— Task to complete —
Check every line of the material for the word "INPUT". Copy those that have it.

— Supplied records —
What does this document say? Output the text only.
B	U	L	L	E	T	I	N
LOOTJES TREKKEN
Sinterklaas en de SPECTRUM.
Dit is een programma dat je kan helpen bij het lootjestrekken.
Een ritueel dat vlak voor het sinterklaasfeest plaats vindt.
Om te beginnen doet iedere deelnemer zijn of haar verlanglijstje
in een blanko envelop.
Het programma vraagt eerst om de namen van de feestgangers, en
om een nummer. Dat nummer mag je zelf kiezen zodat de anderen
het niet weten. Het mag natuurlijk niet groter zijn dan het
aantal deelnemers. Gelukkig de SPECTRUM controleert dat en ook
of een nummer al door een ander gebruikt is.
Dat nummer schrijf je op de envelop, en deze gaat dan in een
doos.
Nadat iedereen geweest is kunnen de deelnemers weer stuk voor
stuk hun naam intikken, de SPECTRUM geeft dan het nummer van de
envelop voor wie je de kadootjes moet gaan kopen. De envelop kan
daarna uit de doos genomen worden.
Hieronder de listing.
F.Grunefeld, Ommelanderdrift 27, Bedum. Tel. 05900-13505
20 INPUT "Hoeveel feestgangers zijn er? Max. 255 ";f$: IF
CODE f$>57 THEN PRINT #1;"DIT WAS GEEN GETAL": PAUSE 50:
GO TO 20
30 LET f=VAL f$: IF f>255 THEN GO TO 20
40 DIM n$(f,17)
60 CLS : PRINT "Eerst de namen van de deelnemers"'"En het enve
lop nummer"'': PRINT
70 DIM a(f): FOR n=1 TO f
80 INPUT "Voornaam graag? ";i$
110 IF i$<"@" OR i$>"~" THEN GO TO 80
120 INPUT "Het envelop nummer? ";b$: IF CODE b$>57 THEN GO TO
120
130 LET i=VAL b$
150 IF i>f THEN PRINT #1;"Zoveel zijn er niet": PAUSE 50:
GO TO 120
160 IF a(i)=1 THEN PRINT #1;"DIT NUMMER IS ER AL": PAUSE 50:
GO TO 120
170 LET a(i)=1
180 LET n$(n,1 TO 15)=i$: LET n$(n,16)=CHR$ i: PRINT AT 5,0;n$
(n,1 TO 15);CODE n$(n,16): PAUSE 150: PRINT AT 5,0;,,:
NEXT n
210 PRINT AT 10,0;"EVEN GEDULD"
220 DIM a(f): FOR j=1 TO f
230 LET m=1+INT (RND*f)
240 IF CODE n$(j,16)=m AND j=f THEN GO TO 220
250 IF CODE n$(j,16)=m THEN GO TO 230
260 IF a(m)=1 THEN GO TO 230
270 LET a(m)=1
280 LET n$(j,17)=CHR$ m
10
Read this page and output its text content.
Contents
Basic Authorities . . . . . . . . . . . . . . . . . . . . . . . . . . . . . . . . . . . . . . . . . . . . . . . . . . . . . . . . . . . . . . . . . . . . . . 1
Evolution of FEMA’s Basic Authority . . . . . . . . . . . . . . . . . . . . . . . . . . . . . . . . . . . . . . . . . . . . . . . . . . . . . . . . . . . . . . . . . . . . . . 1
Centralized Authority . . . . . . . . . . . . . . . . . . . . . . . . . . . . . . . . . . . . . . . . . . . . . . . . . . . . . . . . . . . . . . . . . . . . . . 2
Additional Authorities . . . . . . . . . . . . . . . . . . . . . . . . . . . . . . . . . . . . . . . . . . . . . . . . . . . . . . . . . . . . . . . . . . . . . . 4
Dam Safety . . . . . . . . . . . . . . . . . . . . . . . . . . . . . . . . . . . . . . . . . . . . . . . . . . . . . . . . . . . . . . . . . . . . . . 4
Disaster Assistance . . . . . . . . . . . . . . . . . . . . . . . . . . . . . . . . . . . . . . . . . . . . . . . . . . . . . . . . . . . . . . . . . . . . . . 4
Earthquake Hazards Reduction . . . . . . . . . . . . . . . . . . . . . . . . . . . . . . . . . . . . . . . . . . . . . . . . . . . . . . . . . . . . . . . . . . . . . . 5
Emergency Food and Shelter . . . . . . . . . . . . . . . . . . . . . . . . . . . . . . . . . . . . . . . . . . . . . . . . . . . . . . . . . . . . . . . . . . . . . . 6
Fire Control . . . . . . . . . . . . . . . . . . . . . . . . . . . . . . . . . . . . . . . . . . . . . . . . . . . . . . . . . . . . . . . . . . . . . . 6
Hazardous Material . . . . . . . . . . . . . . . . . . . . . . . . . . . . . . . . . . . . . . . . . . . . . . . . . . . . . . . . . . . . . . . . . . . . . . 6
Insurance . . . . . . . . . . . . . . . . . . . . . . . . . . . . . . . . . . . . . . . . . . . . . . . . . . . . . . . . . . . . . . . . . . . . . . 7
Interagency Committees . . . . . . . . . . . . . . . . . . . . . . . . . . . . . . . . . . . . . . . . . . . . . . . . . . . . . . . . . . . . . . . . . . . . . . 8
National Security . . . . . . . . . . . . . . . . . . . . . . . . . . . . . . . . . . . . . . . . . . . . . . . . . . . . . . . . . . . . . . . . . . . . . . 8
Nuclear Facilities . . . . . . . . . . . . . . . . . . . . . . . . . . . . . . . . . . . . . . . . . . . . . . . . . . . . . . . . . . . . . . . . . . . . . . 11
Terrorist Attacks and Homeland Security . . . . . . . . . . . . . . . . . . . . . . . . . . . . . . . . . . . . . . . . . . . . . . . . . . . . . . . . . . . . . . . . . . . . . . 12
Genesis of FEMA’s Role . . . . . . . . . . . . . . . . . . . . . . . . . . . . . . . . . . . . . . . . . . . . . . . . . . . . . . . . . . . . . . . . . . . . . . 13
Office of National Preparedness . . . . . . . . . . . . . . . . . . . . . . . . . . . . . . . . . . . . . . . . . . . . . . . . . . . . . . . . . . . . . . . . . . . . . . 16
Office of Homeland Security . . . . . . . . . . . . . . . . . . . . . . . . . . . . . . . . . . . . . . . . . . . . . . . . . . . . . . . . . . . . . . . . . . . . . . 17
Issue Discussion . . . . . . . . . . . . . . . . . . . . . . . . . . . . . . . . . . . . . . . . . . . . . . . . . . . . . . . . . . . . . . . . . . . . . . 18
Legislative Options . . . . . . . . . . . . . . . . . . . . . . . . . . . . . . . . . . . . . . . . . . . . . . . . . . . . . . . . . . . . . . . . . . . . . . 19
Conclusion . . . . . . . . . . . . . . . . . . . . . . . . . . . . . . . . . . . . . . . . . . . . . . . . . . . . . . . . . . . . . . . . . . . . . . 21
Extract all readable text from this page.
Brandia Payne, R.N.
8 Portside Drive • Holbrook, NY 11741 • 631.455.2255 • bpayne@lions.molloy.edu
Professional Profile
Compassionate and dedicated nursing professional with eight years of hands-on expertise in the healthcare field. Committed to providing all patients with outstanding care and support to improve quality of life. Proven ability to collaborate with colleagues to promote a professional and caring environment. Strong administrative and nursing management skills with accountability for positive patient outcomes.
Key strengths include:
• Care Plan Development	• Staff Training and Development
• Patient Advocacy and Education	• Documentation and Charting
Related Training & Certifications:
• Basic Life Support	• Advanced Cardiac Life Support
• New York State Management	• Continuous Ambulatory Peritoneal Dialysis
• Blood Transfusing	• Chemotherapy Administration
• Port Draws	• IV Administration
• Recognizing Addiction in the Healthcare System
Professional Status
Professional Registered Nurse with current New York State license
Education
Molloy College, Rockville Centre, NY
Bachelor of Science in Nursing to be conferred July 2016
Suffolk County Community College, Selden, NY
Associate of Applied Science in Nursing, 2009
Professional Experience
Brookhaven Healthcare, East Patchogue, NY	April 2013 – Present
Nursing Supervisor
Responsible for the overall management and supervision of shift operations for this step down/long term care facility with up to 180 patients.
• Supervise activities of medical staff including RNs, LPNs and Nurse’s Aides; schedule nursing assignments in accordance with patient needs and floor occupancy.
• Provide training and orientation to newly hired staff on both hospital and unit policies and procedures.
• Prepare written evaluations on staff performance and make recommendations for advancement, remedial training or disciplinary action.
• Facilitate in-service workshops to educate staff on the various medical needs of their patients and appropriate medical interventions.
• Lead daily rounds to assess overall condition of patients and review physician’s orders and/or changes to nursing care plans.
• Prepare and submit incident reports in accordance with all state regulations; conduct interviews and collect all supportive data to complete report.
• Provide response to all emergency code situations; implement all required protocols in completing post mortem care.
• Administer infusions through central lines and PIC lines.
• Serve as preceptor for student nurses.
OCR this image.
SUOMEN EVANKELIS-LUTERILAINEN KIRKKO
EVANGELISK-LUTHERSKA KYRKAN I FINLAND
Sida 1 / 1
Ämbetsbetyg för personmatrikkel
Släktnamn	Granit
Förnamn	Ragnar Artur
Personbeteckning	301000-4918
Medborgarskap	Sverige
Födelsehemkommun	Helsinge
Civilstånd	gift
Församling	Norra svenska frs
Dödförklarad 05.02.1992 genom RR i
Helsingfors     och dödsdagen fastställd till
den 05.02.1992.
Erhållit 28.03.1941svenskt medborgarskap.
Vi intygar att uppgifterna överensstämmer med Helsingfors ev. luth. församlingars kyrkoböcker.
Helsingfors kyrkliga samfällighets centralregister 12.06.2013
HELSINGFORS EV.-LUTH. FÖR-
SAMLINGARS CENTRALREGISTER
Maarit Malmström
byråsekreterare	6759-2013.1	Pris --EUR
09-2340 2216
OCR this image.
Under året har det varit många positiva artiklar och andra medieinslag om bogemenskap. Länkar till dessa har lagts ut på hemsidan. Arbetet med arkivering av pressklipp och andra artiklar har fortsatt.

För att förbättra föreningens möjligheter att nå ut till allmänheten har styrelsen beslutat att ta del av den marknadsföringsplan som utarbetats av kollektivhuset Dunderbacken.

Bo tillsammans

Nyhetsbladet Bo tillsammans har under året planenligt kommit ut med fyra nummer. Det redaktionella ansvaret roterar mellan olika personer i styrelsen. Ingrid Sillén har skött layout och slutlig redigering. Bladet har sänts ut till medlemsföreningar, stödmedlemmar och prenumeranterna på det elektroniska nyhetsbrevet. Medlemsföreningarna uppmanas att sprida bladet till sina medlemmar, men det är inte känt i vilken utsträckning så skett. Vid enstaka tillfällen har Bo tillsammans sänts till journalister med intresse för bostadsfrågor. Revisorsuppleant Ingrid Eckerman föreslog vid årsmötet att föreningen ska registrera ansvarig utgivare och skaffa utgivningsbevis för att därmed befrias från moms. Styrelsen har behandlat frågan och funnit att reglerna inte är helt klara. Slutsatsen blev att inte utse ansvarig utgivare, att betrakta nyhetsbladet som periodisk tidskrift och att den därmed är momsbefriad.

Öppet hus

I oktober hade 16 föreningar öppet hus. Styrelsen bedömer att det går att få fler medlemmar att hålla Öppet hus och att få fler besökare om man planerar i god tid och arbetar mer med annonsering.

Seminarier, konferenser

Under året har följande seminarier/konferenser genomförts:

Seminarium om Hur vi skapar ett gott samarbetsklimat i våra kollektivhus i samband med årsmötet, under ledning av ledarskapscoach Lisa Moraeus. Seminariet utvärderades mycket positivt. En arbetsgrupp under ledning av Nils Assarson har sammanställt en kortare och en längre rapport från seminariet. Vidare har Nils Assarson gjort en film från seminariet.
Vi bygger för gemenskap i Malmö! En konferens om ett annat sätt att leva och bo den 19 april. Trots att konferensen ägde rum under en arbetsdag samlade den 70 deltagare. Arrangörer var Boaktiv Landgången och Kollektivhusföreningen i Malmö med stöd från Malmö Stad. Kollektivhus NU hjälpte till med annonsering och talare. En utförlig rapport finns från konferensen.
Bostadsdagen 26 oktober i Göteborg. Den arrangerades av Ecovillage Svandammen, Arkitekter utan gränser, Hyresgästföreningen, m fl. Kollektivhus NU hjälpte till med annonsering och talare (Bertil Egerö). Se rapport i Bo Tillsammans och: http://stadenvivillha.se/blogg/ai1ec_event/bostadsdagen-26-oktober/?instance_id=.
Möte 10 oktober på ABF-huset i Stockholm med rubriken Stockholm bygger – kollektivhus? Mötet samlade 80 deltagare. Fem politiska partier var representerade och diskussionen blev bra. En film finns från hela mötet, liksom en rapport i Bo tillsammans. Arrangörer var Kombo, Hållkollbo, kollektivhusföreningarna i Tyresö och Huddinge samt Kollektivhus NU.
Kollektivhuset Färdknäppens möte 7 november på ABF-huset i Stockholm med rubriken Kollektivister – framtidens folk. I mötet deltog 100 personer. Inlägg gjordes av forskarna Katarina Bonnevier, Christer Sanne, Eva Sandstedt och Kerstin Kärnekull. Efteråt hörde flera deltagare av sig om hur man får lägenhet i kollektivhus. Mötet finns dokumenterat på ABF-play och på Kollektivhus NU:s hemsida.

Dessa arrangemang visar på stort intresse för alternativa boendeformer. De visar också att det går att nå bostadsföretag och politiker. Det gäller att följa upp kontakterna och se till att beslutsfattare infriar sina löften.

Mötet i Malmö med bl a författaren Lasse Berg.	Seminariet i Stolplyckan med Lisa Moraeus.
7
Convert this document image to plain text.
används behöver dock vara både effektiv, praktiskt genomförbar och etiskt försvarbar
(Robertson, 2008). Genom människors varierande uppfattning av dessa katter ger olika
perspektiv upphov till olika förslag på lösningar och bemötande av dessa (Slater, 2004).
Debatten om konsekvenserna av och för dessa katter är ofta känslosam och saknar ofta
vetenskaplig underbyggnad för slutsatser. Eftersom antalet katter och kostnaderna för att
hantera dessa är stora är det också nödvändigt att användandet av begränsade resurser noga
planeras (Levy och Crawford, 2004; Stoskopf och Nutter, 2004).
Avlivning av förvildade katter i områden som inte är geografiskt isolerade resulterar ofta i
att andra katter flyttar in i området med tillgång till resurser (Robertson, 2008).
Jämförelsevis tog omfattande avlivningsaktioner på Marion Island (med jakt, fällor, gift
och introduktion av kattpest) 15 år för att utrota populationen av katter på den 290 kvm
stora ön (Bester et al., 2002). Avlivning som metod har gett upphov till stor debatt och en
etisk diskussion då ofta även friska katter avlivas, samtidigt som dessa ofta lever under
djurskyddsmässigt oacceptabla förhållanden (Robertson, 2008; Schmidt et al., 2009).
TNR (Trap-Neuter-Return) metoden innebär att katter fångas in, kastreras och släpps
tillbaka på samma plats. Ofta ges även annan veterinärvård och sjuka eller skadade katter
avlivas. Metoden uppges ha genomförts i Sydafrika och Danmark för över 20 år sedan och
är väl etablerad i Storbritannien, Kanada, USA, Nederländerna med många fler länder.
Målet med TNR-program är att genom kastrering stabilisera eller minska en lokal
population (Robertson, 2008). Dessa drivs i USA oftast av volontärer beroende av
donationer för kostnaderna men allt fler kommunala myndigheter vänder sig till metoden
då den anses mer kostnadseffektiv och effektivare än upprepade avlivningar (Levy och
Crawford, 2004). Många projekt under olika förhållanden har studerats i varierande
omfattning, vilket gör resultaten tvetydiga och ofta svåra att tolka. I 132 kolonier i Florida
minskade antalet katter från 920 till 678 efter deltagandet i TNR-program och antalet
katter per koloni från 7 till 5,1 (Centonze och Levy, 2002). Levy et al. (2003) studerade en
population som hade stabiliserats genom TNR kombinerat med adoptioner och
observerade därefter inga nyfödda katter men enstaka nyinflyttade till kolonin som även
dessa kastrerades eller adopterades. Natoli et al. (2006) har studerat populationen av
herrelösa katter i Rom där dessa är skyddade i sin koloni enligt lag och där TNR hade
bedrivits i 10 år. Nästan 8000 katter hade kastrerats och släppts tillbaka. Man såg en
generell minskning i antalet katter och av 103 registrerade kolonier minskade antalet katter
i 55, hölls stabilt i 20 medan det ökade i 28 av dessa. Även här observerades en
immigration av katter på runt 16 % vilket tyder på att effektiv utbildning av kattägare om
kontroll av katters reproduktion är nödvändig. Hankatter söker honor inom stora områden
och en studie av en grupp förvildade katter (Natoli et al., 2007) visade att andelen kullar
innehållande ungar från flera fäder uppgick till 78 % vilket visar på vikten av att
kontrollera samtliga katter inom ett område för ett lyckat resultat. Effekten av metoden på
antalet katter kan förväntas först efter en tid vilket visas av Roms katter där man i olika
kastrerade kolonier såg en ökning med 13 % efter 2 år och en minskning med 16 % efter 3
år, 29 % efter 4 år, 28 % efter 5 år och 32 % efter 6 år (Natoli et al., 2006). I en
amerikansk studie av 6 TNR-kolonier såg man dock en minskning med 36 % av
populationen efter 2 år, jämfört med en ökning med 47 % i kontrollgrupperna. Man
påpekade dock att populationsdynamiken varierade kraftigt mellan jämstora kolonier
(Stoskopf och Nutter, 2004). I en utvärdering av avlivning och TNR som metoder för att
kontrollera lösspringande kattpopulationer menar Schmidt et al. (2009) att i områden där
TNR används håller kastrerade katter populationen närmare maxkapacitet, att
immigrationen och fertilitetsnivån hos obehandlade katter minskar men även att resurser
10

— Result of this task —
20 INPUT "Hoeveel feestgangers zijn er? Max. 255 ";f$: IF
80 INPUT "Voornaam graag? ";i$
120 INPUT "Het envelop nummer? ";b$: IF CODE b$>57 THEN GO TO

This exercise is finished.